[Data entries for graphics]
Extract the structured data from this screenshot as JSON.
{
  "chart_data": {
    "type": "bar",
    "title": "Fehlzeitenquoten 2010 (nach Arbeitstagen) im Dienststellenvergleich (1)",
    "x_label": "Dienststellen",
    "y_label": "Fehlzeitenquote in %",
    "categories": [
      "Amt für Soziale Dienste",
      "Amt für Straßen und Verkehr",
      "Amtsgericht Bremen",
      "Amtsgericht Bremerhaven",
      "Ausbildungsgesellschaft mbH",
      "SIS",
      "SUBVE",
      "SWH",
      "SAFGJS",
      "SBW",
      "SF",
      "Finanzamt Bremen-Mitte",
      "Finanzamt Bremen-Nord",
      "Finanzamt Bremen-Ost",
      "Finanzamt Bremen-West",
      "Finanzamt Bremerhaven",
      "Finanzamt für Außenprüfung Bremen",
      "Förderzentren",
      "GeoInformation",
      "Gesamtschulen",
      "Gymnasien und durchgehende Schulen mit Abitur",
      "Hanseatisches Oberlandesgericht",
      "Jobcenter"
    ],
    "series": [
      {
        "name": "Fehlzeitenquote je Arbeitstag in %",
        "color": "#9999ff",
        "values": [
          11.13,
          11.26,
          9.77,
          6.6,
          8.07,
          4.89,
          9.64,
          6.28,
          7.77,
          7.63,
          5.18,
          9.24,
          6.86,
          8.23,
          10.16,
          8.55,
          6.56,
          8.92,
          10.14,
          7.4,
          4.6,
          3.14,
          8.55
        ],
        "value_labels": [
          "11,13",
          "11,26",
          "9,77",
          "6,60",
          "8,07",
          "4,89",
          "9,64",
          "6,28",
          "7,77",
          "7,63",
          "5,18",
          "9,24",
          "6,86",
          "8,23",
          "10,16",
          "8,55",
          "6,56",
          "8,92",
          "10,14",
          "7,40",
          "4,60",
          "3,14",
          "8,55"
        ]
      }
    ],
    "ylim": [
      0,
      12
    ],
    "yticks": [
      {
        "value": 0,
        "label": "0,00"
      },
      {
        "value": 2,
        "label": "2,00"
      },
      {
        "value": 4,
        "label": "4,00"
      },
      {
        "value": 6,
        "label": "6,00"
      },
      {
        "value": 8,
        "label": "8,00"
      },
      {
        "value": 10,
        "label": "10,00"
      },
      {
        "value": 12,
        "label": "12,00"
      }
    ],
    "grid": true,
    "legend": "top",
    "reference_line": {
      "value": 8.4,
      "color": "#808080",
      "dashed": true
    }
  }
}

## [What the exercise asks]
Reproduce every line above without error.

## [The reply]
Extract the structured data from this screenshot as JSON.
{
  "chart_data": {
    "type": "bar",
    "title": "Fehlzeitenquoten 2010 (nach Arbeitstagen) im Dienststellenvergleich (1)",
    "x_label": "Dienststellen",
    "y_label": "Fehlzeitenquote in %",
    "categories": [
      "Amt für Soziale Dienste",
      "Amt für Straßen und Verkehr",
      "Amtsgericht Bremen",
      "Amtsgericht Bremerhaven",
      "Ausbildungsgesellschaft mbH",
      "SIS",
      "SUBVE",
      "SWH",
      "SAFGJS",
      "SBW",
      "SF",
      "Finanzamt Bremen-Mitte",
      "Finanzamt Bremen-Nord",
      "Finanzamt Bremen-Ost",
      "Finanzamt Bremen-West",
      "Finanzamt Bremerhaven",
      "Finanzamt für Außenprüfung Bremen",
      "Förderzentren",
      "GeoInformation",
      "Gesamtschulen",
      "Gymnasien und durchgehende Schulen mit Abitur",
      "Hanseatisches Oberlandesgericht",
      "Jobcenter"
    ],
    "series": [
      {
        "name": "Fehlzeitenquote je Arbeitstag in %",
        "color": "#9999ff",
        "values": [
          11.13,
          11.26,
          9.77,
          6.6,
          8.07,
          4.89,
          9.64,
          6.28,
          7.77,
          7.63,
          5.18,
          9.24,
          6.86,
          8.23,
          10.16,
          8.55,
          6.56,
          8.92,
          10.14,
          7.4,
          4.6,
          3.14,
          8.55
        ],
        "value_labels": [
          "11,13",
          "11,26",
          "9,77",
          "6,60",
          "8,07",
          "4,89",
          "9,64",
          "6,28",
          "7,77",
          "7,63",
          "5,18",
          "9,24",
          "6,86",
          "8,23",
          "10,16",
          "8,55",
          "6,56",
          "8,92",
          "10,14",
          "7,40",
          "4,60",
          "3,14",
          "8,55"
        ]
      }
    ],
    "ylim": [
      0,
      12
    ],
    "yticks": [
      {
        "value": 0,
        "label": "0,00"
      },
      {
        "value": 2,
        "label": "2,00"
      },
      {
        "value": 4,
        "label": "4,00"
      },
      {
        "value": 6,
        "label": "6,00"
      },
      {
        "value": 8,
        "label": "8,00"
      },
      {
        "value": 10,
        "label": "10,00"
      },
      {
        "value": 12,
        "label": "12,00"
      }
    ],
    "grid": true,
    "legend": "top",
    "reference_line": {
      "value": 8.4,
      "color": "#808080",
      "dashed": true
    }
  }
}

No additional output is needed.